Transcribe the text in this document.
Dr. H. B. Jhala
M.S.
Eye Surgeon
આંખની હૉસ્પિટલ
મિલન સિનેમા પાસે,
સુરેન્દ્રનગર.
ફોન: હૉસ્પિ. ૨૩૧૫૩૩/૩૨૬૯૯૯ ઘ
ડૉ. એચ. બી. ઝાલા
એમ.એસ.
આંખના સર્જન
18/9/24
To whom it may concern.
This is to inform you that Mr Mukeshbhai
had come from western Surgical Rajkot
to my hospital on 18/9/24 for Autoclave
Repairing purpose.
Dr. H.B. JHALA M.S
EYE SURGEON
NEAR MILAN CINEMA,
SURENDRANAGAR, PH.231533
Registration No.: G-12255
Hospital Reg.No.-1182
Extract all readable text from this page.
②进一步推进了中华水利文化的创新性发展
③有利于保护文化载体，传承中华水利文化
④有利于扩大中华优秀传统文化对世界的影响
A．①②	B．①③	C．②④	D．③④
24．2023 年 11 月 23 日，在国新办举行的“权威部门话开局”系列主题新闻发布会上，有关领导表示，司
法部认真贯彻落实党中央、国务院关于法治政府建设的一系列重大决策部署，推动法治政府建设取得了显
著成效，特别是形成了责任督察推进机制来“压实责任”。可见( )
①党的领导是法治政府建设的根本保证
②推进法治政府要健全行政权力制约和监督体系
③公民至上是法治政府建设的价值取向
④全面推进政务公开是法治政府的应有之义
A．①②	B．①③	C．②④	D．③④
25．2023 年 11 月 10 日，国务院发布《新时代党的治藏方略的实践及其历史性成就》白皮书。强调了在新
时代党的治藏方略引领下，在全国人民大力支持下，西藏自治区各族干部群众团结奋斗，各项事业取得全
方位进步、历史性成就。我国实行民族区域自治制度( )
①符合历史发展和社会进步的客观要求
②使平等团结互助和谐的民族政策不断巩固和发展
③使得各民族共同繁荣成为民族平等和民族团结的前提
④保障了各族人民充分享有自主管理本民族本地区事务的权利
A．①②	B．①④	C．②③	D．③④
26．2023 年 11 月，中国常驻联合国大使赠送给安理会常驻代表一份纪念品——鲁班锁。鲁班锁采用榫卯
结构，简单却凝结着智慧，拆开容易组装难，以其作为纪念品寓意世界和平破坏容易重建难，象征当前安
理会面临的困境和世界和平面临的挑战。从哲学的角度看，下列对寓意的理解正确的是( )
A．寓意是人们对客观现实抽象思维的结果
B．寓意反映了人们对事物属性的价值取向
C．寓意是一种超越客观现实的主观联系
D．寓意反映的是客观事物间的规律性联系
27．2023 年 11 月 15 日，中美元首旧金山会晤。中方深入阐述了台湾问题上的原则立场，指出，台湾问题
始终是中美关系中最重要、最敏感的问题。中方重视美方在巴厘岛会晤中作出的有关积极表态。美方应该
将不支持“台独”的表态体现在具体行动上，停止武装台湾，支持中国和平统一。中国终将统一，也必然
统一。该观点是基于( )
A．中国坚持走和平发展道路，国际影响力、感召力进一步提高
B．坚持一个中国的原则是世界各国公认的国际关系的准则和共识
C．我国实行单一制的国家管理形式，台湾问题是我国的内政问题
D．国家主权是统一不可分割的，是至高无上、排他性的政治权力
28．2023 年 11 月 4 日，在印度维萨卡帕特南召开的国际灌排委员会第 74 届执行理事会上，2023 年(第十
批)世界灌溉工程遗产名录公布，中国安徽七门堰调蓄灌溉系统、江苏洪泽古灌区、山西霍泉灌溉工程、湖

= = = = =

Sift the material for lines with the string "from". Copy each one found.

> _Output of the task_:
had come from western Surgical Rajkot
Extract all readable text from this page.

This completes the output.